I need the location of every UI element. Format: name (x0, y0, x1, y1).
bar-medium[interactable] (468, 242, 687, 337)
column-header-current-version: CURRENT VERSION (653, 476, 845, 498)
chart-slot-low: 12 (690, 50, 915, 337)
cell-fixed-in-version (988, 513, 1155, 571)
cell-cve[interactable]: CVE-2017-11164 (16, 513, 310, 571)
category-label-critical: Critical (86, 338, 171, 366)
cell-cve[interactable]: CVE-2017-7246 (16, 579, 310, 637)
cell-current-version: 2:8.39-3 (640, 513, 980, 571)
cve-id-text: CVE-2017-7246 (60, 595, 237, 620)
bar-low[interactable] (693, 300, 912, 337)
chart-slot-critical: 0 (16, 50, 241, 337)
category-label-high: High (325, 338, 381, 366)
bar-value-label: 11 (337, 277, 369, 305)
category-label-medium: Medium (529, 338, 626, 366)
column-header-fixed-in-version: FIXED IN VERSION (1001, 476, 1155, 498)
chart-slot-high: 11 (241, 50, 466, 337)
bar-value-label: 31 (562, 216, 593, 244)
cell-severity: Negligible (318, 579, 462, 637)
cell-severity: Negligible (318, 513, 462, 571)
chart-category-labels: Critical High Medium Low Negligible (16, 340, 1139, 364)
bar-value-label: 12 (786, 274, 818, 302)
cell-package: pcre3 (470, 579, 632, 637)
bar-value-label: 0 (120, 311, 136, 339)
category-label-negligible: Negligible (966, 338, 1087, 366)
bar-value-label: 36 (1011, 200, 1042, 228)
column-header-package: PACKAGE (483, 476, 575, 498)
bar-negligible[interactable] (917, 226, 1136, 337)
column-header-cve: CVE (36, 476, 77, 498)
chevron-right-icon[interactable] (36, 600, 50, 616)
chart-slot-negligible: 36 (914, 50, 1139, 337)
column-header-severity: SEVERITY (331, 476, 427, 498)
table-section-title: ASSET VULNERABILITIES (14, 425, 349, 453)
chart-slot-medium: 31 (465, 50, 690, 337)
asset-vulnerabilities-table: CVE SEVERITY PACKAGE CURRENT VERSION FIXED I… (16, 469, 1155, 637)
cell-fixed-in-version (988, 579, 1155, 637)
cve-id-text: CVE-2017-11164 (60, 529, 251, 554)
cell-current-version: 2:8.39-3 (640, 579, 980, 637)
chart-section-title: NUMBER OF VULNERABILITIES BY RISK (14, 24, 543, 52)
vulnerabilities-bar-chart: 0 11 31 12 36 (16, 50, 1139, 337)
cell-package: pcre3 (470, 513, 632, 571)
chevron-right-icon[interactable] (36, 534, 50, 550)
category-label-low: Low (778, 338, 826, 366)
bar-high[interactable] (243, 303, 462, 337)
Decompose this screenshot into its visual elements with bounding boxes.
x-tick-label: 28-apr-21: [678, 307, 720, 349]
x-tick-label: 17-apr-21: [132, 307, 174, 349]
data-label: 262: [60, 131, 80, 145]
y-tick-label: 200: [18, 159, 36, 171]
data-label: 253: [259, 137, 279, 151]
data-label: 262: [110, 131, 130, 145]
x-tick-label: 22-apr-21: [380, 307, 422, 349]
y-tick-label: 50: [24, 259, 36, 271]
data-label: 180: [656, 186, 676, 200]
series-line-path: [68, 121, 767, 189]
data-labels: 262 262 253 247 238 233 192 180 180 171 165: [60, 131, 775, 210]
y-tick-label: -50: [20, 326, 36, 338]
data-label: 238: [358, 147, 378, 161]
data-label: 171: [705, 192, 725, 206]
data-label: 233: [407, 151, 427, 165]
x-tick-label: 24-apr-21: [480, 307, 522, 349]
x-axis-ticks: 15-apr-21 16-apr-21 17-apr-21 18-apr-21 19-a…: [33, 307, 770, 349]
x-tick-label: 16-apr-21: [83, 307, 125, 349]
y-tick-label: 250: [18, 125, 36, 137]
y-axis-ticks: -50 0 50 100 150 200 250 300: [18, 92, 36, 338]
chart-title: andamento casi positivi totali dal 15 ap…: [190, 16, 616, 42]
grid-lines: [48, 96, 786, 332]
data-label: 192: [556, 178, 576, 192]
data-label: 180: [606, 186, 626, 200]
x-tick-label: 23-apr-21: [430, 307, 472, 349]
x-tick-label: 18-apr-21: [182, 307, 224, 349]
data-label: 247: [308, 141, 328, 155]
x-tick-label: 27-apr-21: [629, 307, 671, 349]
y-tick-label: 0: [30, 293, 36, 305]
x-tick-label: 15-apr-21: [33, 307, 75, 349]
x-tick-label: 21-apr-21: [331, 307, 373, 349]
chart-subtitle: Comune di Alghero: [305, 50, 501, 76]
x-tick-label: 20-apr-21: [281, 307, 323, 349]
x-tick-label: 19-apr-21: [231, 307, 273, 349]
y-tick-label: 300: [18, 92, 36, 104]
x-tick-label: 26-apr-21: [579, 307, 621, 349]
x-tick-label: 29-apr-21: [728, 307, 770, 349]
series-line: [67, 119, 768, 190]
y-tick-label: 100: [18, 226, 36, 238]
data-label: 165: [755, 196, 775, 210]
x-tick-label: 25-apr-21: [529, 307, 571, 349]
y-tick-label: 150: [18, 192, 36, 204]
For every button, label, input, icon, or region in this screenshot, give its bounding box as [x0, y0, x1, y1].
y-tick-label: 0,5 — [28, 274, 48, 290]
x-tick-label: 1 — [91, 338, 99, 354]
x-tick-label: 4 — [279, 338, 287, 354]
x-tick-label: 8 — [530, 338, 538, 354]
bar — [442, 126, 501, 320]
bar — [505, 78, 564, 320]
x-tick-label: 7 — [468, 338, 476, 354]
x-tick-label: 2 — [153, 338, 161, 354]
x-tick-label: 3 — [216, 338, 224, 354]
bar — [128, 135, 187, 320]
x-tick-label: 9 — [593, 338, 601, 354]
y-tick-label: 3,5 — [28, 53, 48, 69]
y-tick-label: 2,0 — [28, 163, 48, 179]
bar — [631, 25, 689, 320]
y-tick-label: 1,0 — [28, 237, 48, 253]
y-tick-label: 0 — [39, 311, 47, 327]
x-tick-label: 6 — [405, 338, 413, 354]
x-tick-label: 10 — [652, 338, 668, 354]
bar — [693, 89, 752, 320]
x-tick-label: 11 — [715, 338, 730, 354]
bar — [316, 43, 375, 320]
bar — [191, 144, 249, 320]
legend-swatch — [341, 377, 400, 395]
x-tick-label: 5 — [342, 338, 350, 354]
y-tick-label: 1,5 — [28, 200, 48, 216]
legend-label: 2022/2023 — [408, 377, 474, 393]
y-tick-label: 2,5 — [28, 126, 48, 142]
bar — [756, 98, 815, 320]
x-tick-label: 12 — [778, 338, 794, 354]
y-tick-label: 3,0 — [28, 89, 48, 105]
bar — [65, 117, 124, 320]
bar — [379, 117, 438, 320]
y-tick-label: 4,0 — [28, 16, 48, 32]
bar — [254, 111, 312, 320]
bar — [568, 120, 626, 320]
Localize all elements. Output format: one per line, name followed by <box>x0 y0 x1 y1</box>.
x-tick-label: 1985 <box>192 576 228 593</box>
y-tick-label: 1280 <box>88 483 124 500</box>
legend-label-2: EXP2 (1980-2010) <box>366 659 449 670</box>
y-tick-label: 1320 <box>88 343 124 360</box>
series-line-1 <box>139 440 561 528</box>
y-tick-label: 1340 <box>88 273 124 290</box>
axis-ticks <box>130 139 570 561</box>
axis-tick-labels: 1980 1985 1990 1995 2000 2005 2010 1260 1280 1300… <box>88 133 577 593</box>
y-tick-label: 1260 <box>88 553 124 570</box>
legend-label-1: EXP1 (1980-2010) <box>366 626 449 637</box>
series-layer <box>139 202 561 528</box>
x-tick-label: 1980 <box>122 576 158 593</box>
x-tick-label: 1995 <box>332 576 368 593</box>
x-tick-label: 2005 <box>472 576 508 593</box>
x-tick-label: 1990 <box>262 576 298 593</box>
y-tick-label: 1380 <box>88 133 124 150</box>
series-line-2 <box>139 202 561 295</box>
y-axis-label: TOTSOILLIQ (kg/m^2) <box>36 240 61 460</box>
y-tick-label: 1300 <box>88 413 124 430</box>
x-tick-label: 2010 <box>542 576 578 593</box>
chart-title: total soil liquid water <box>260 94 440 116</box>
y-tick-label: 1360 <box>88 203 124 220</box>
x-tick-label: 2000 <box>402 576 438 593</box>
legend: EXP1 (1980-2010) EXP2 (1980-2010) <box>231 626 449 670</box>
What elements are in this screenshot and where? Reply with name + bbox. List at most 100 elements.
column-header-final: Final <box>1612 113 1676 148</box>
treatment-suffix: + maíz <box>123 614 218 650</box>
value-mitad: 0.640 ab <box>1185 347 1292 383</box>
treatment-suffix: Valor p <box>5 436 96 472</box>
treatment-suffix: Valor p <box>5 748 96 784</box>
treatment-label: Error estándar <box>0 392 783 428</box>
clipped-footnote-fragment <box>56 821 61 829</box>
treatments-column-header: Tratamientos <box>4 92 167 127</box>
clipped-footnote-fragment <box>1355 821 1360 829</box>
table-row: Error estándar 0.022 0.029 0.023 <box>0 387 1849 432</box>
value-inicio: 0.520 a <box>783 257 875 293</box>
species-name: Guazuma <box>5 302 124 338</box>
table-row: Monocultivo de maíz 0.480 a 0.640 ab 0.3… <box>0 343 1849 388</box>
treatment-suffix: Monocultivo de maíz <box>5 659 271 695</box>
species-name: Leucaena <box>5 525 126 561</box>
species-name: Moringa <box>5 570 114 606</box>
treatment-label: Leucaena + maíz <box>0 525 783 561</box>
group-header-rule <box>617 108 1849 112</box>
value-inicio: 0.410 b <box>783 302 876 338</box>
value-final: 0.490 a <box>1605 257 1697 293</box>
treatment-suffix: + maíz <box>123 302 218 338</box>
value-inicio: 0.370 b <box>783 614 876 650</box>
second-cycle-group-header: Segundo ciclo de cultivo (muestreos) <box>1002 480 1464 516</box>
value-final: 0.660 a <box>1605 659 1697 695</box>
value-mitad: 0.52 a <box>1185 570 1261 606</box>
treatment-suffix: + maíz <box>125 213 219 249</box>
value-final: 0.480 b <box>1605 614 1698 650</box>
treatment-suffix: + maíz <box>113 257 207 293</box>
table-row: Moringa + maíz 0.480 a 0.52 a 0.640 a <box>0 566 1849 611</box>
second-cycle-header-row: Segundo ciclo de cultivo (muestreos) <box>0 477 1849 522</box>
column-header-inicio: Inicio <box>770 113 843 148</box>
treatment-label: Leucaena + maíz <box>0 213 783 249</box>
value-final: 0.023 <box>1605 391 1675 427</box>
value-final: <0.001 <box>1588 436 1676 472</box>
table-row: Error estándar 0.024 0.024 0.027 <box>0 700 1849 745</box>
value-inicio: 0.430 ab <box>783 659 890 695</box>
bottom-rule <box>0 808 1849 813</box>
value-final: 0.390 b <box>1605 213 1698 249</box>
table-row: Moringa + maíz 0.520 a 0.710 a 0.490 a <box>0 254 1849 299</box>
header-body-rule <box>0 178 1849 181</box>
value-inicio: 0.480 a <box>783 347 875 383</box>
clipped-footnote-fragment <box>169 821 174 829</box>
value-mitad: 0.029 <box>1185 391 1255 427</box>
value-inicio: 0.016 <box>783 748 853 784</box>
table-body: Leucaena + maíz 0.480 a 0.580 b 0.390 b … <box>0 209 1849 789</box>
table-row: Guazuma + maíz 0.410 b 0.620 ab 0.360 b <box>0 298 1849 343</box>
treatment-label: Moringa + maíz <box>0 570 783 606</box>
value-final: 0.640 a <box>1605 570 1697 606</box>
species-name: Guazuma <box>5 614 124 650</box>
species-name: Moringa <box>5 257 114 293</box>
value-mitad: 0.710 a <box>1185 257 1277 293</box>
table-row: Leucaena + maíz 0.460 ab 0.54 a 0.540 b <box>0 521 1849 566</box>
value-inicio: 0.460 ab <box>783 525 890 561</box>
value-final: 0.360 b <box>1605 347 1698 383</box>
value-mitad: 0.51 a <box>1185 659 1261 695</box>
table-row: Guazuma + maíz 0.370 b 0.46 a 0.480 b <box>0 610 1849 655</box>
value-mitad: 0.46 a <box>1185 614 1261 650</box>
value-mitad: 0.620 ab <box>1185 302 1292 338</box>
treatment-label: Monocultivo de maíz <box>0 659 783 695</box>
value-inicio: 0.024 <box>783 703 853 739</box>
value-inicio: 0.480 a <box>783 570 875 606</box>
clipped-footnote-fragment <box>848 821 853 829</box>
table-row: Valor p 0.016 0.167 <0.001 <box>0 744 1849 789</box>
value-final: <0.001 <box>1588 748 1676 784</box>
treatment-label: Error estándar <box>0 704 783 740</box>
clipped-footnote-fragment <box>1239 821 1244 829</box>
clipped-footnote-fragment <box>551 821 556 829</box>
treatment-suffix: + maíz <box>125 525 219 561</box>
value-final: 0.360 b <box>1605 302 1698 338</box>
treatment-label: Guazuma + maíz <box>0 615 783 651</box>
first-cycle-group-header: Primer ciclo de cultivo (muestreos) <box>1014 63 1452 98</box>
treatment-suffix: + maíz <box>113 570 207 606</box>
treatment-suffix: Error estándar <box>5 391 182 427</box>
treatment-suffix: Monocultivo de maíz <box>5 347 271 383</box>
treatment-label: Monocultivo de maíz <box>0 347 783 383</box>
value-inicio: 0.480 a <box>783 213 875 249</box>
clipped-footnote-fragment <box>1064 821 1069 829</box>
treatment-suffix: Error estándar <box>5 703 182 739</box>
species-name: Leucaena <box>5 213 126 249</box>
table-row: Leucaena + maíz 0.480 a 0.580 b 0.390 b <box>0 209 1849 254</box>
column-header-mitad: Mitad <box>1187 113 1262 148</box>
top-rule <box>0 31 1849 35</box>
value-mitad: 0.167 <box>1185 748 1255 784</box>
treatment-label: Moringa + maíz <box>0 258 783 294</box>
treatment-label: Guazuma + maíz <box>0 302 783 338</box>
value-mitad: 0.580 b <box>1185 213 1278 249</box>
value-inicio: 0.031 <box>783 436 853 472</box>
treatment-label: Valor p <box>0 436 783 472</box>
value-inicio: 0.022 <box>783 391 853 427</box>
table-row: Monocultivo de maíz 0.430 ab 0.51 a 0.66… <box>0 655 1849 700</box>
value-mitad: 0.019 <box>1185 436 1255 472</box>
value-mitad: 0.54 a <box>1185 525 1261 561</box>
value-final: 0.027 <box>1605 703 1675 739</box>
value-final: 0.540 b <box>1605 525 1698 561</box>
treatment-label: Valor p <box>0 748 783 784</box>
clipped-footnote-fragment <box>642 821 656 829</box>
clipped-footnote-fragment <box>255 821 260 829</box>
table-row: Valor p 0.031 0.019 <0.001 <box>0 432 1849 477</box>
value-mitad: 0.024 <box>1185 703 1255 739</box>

- - -

- What to produce -
Reproduce the entries verbatim, starting at the first line and ending at the line containing "cell-current-version: 2:8.39-3 (640, 579, 980, 637)", with both lines included.

- Exercise result -
I need the location of every UI element. Format: name (x0, y0, x1, y1).
bar-medium[interactable] (468, 242, 687, 337)
column-header-current-version: CURRENT VERSION (653, 476, 845, 498)
chart-slot-low: 12 (690, 50, 915, 337)
cell-fixed-in-version (988, 513, 1155, 571)
cell-cve[interactable]: CVE-2017-11164 (16, 513, 310, 571)
category-label-critical: Critical (86, 338, 171, 366)
cell-cve[interactable]: CVE-2017-7246 (16, 579, 310, 637)
cell-current-version: 2:8.39-3 (640, 513, 980, 571)
cve-id-text: CVE-2017-7246 (60, 595, 237, 620)
bar-low[interactable] (693, 300, 912, 337)
chart-slot-critical: 0 (16, 50, 241, 337)
category-label-high: High (325, 338, 381, 366)
bar-value-label: 11 (337, 277, 369, 305)
category-label-medium: Medium (529, 338, 626, 366)
column-header-fixed-in-version: FIXED IN VERSION (1001, 476, 1155, 498)
chart-slot-high: 11 (241, 50, 466, 337)
bar-value-label: 31 (562, 216, 593, 244)
cell-severity: Negligible (318, 579, 462, 637)
cell-severity: Negligible (318, 513, 462, 571)
chart-category-labels: Critical High Medium Low Negligible (16, 340, 1139, 364)
bar-value-label: 12 (786, 274, 818, 302)
cell-package: pcre3 (470, 579, 632, 637)
bar-value-label: 0 (120, 311, 136, 339)
category-label-negligible: Negligible (966, 338, 1087, 366)
bar-value-label: 36 (1011, 200, 1042, 228)
column-header-package: PACKAGE (483, 476, 575, 498)
bar-negligible[interactable] (917, 226, 1136, 337)
column-header-cve: CVE (36, 476, 77, 498)
chevron-right-icon[interactable] (36, 600, 50, 616)
chart-slot-negligible: 36 (914, 50, 1139, 337)
column-header-severity: SEVERITY (331, 476, 427, 498)
table-section-title: ASSET VULNERABILITIES (14, 425, 349, 453)
chart-slot-medium: 31 (465, 50, 690, 337)
asset-vulnerabilities-table: CVE SEVERITY PACKAGE CURRENT VERSION FIXED I… (16, 469, 1155, 637)
cell-fixed-in-version (988, 579, 1155, 637)
cve-id-text: CVE-2017-11164 (60, 529, 251, 554)
cell-current-version: 2:8.39-3 (640, 579, 980, 637)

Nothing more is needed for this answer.